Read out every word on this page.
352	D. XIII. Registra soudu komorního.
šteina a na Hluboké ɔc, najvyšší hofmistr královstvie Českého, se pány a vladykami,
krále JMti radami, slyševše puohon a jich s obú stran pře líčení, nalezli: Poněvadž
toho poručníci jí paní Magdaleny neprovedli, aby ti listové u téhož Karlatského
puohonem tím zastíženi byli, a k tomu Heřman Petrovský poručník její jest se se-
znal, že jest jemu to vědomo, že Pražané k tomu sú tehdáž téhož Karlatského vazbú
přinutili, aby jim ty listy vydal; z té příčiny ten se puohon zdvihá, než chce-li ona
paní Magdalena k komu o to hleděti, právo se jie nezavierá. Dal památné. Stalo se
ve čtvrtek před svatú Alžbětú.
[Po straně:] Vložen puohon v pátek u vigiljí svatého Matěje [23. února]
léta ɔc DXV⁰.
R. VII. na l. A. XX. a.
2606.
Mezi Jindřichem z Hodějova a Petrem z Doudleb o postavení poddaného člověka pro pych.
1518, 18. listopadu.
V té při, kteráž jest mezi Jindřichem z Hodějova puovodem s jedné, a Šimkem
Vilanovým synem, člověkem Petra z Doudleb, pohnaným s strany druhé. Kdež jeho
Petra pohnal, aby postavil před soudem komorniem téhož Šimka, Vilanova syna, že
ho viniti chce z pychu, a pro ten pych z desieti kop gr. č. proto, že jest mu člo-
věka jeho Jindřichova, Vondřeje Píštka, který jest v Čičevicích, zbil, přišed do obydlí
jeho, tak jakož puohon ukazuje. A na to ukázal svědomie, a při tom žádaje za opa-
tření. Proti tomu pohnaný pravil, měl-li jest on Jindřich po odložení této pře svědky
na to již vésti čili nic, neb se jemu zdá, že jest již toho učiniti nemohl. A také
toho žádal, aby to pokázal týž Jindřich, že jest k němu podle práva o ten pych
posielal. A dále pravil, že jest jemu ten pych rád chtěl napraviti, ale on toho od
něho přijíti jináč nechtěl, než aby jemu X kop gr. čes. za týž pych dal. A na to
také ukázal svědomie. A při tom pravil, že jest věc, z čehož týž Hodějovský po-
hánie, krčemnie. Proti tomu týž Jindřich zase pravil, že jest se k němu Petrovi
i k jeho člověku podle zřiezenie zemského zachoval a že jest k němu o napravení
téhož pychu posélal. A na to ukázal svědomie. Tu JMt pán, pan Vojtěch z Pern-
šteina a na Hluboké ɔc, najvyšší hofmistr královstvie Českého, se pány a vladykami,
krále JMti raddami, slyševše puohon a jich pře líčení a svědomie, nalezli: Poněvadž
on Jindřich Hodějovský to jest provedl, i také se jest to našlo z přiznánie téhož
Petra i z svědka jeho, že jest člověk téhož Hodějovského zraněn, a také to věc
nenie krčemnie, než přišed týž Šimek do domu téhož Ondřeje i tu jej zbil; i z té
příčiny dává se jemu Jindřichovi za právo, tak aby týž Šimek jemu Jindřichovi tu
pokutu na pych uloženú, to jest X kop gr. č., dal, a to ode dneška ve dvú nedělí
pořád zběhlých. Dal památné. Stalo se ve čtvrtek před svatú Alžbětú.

-.-.-

▶ _Task details_:
Transcribe every entry exactly.

▶ _Problem solution_:
Read out every word on this page.
352	D. XIII. Registra soudu komorního.
šteina a na Hluboké ɔc, najvyšší hofmistr královstvie Českého, se pány a vladykami,
krále JMti radami, slyševše puohon a jich s obú stran pře líčení, nalezli: Poněvadž
toho poručníci jí paní Magdaleny neprovedli, aby ti listové u téhož Karlatského
puohonem tím zastíženi byli, a k tomu Heřman Petrovský poručník její jest se se-
znal, že jest jemu to vědomo, že Pražané k tomu sú tehdáž téhož Karlatského vazbú
přinutili, aby jim ty listy vydal; z té příčiny ten se puohon zdvihá, než chce-li ona
paní Magdalena k komu o to hleděti, právo se jie nezavierá. Dal památné. Stalo se
ve čtvrtek před svatú Alžbětú.
[Po straně:] Vložen puohon v pátek u vigiljí svatého Matěje [23. února]
léta ɔc DXV⁰.
R. VII. na l. A. XX. a.
2606.
Mezi Jindřichem z Hodějova a Petrem z Doudleb o postavení poddaného člověka pro pych.
1518, 18. listopadu.
V té při, kteráž jest mezi Jindřichem z Hodějova puovodem s jedné, a Šimkem
Vilanovým synem, člověkem Petra z Doudleb, pohnaným s strany druhé. Kdež jeho
Petra pohnal, aby postavil před soudem komorniem téhož Šimka, Vilanova syna, že
ho viniti chce z pychu, a pro ten pych z desieti kop gr. č. proto, že jest mu člo-
věka jeho Jindřichova, Vondřeje Píštka, který jest v Čičevicích, zbil, přišed do obydlí
jeho, tak jakož puohon ukazuje. A na to ukázal svědomie, a při tom žádaje za opa-
tření. Proti tomu pohnaný pravil, měl-li jest on Jindřich po odložení této pře svědky
na to již vésti čili nic, neb se jemu zdá, že jest již toho učiniti nemohl. A také
toho žádal, aby to pokázal týž Jindřich, že jest k němu podle práva o ten pych
posielal. A dále pravil, že jest jemu ten pych rád chtěl napraviti, ale on toho od
něho přijíti jináč nechtěl, než aby jemu X kop gr. čes. za týž pych dal. A na to
také ukázal svědomie. A při tom pravil, že jest věc, z čehož týž Hodějovský po-
hánie, krčemnie. Proti tomu týž Jindřich zase pravil, že jest se k němu Petrovi
i k jeho člověku podle zřiezenie zemského zachoval a že jest k němu o napravení
téhož pychu posélal. A na to ukázal svědomie. Tu JMt pán, pan Vojtěch z Pern-
šteina a na Hluboké ɔc, najvyšší hofmistr královstvie Českého, se pány a vladykami,
krále JMti raddami, slyševše puohon a jich pře líčení a svědomie, nalezli: Poněvadž
on Jindřich Hodějovský to jest provedl, i také se jest to našlo z přiznánie téhož
Petra i z svědka jeho, že jest člověk téhož Hodějovského zraněn, a také to věc
nenie krčemnie, než přišed týž Šimek do domu téhož Ondřeje i tu jej zbil; i z té
příčiny dává se jemu Jindřichovi za právo, tak aby týž Šimek jemu Jindřichovi tu
pokutu na pych uloženú, to jest X kop gr. č., dal, a to ode dneška ve dvú nedělí
pořád zběhlých. Dal památné. Stalo se ve čtvrtek před svatú Alžbětú.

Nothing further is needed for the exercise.